Please copy the entries below word for word, leaving out the pictures.

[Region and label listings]
_ _ _ _ _ _ _
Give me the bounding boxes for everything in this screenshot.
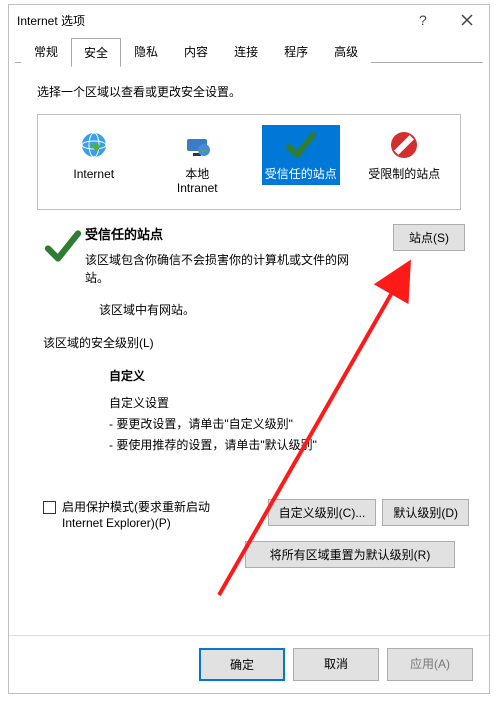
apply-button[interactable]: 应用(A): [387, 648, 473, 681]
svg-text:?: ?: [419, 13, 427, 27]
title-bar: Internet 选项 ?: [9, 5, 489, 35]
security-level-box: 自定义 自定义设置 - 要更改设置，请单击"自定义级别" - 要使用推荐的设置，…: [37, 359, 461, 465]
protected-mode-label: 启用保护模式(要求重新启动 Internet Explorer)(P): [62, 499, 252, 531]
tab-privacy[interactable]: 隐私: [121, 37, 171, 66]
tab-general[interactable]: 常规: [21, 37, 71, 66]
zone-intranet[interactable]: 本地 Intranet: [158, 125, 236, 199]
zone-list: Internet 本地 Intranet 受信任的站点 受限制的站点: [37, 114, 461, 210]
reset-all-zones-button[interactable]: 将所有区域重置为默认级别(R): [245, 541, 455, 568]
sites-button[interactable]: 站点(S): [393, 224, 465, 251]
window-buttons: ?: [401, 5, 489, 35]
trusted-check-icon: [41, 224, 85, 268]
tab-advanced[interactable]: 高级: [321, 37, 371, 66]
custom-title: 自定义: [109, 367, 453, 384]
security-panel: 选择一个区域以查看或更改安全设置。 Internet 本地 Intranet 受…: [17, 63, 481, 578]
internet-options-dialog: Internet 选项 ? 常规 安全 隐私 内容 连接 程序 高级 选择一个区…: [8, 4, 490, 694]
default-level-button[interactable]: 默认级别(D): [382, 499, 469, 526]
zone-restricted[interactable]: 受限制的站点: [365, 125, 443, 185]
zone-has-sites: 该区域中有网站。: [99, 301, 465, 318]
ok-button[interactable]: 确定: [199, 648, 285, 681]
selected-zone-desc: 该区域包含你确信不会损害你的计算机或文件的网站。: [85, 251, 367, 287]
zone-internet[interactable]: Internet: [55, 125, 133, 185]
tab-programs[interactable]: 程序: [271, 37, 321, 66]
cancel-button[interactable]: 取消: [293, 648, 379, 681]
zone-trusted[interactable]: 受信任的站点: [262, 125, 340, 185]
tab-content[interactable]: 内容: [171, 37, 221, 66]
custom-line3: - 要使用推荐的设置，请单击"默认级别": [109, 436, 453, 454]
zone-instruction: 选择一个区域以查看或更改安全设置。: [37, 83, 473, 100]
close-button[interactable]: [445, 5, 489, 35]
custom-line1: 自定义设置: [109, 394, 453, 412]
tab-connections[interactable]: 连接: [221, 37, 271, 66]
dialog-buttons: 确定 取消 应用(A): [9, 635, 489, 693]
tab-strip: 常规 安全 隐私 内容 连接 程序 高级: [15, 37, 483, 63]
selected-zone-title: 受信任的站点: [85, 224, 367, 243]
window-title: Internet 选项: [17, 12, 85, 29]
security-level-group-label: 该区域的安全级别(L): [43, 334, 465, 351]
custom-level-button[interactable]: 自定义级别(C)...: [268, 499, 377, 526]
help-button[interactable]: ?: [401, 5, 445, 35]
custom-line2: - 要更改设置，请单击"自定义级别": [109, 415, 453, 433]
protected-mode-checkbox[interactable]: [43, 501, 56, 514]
_ _ _ _ _ _ _
• ANSWER TO THE TASK:
Give me the bounding boxes for everything in this screenshot.
apply-button[interactable]: 应用(A): [387, 648, 473, 681]
svg-text:?: ?: [419, 13, 427, 27]
title-bar: Internet 选项 ?: [9, 5, 489, 35]
security-level-box: 自定义 自定义设置 - 要更改设置，请单击"自定义级别" - 要使用推荐的设置，…: [37, 359, 461, 465]
protected-mode-label: 启用保护模式(要求重新启动 Internet Explorer)(P): [62, 499, 252, 531]
tab-privacy[interactable]: 隐私: [121, 37, 171, 66]
tab-general[interactable]: 常规: [21, 37, 71, 66]
zone-intranet[interactable]: 本地 Intranet: [158, 125, 236, 199]
zone-list: Internet 本地 Intranet 受信任的站点 受限制的站点: [37, 114, 461, 210]
reset-all-zones-button[interactable]: 将所有区域重置为默认级别(R): [245, 541, 455, 568]
sites-button[interactable]: 站点(S): [393, 224, 465, 251]
window-buttons: ?: [401, 5, 489, 35]
trusted-check-icon: [41, 224, 85, 268]
tab-advanced[interactable]: 高级: [321, 37, 371, 66]
custom-title: 自定义: [109, 367, 453, 384]
security-panel: 选择一个区域以查看或更改安全设置。 Internet 本地 Intranet 受…: [17, 63, 481, 578]
internet-options-dialog: Internet 选项 ? 常规 安全 隐私 内容 连接 程序 高级 选择一个区…: [8, 4, 490, 694]
default-level-button[interactable]: 默认级别(D): [382, 499, 469, 526]
zone-restricted[interactable]: 受限制的站点: [365, 125, 443, 185]
zone-has-sites: 该区域中有网站。: [99, 301, 465, 318]
ok-button[interactable]: 确定: [199, 648, 285, 681]
selected-zone-desc: 该区域包含你确信不会损害你的计算机或文件的网站。: [85, 251, 367, 287]
zone-internet[interactable]: Internet: [55, 125, 133, 185]
tab-programs[interactable]: 程序: [271, 37, 321, 66]
cancel-button[interactable]: 取消: [293, 648, 379, 681]
zone-trusted[interactable]: 受信任的站点: [262, 125, 340, 185]
tab-content[interactable]: 内容: [171, 37, 221, 66]
custom-line3: - 要使用推荐的设置，请单击"默认级别": [109, 436, 453, 454]
zone-instruction: 选择一个区域以查看或更改安全设置。: [37, 83, 473, 100]
close-button[interactable]: [445, 5, 489, 35]
custom-line1: 自定义设置: [109, 394, 453, 412]
tab-connections[interactable]: 连接: [221, 37, 271, 66]
dialog-buttons: 确定 取消 应用(A): [9, 635, 489, 693]
tab-strip: 常规 安全 隐私 内容 连接 程序 高级: [15, 37, 483, 63]
selected-zone-title: 受信任的站点: [85, 224, 367, 243]
window-title: Internet 选项: [17, 12, 85, 29]
security-level-group-label: 该区域的安全级别(L): [43, 334, 465, 351]
custom-level-button[interactable]: 自定义级别(C)...: [268, 499, 377, 526]
help-button[interactable]: ?: [401, 5, 445, 35]
custom-line2: - 要更改设置，请单击"自定义级别": [109, 415, 453, 433]
protected-mode-checkbox[interactable]: [43, 501, 56, 514]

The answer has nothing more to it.